[WORK REQUIRED]
Lines holding the string "weight" are the ones to copy; find them all in the data.

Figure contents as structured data
▬▬▬▬▬▬▬▬▬▬

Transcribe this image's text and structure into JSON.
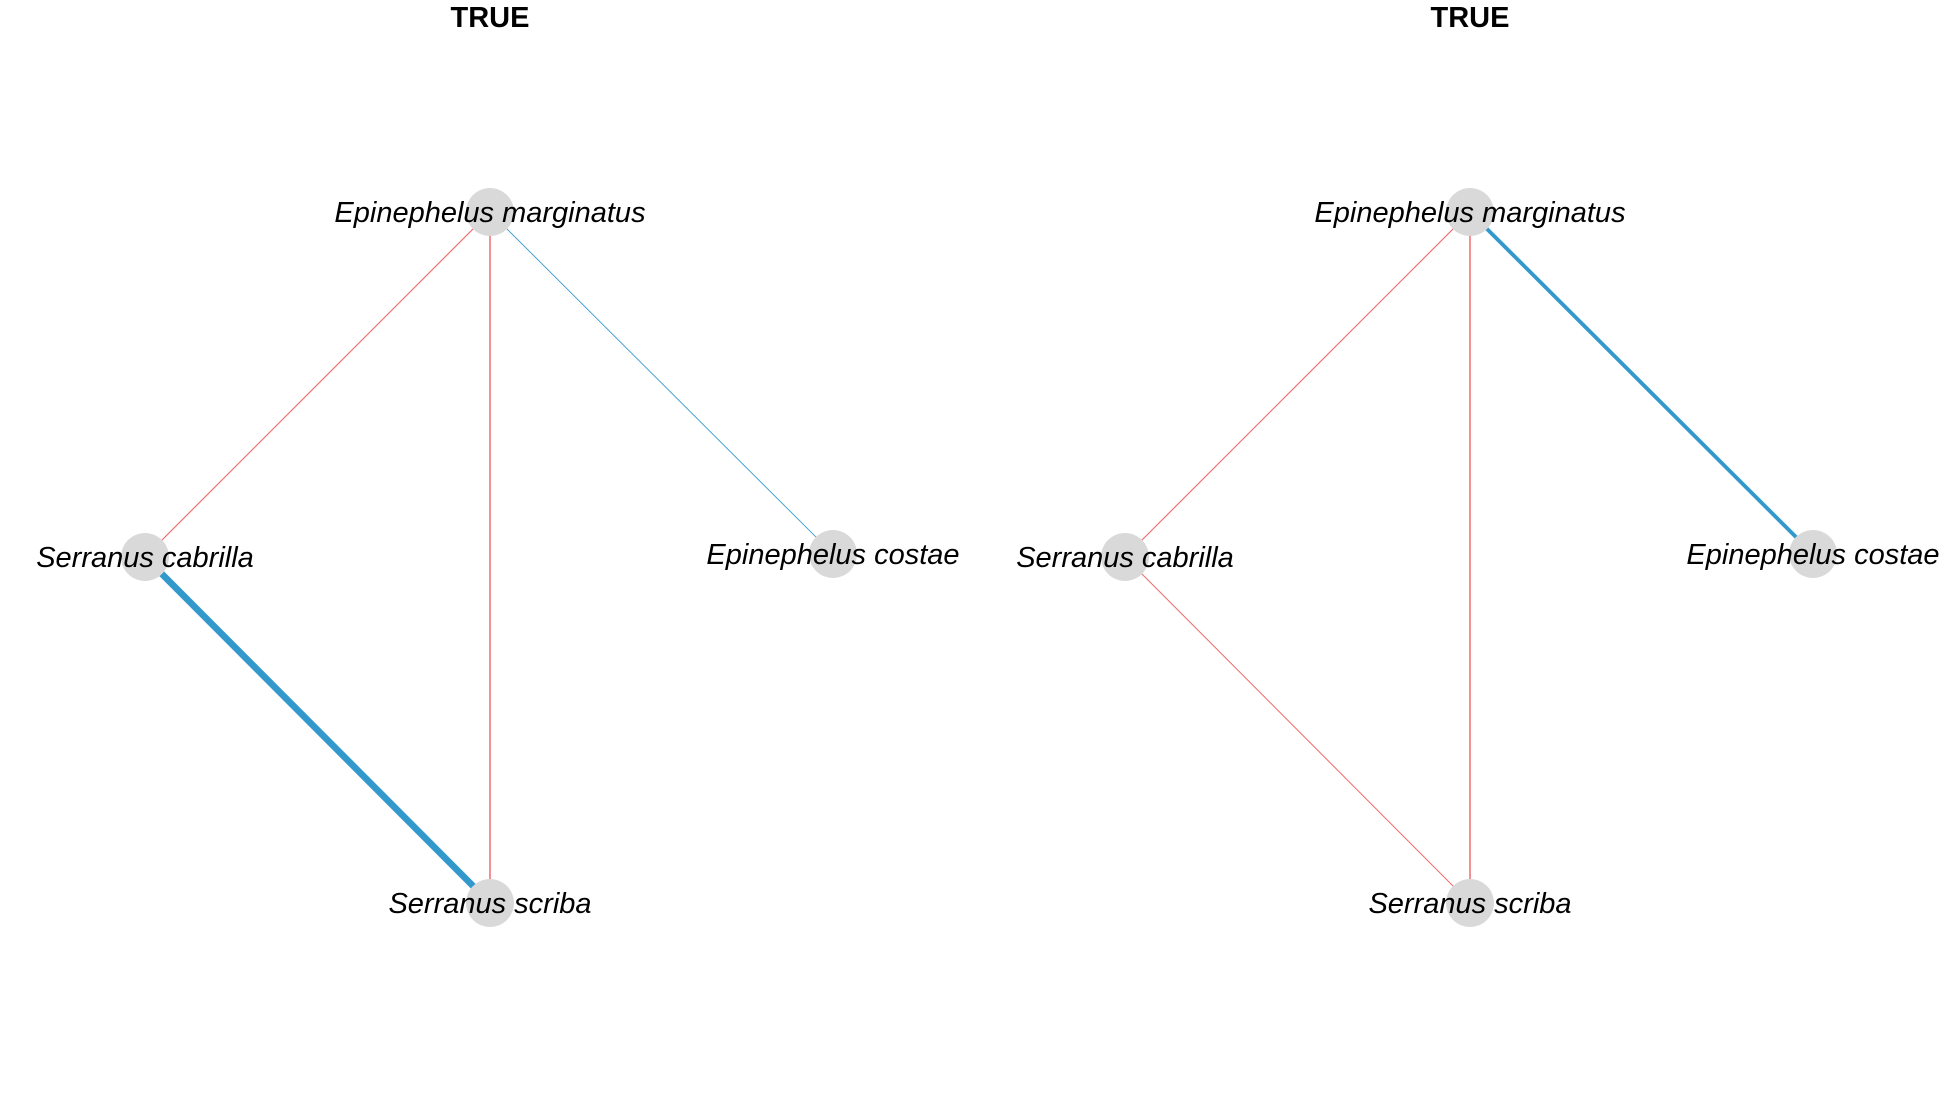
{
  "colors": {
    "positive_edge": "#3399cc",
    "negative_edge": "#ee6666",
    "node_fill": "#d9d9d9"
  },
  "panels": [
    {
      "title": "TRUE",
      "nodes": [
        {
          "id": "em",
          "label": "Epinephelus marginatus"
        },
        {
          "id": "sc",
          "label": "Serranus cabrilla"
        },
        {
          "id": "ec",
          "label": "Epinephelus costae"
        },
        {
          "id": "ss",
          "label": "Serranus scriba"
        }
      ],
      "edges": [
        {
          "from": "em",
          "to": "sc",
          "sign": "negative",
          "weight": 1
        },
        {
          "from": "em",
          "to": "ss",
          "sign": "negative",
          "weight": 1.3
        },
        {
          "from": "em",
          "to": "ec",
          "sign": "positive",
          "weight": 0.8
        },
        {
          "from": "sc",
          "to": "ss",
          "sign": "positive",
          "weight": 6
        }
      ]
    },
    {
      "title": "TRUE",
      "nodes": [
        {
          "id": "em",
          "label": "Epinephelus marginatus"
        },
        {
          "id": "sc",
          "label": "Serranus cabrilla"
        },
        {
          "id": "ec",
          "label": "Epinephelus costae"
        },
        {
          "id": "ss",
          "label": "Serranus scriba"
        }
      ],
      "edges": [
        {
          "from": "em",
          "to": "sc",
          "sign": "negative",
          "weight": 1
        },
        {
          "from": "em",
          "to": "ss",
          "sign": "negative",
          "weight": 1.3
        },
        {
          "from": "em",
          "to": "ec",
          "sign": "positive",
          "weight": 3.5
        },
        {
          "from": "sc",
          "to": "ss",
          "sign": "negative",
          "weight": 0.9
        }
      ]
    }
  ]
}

▬▬▬▬▬▬▬▬▬▬

[RESPONSE]
          "weight": 1
          "weight": 1.3
          "weight": 0.8
          "weight": 6
          "weight": 1
          "weight": 1.3
          "weight": 3.5
          "weight": 0.9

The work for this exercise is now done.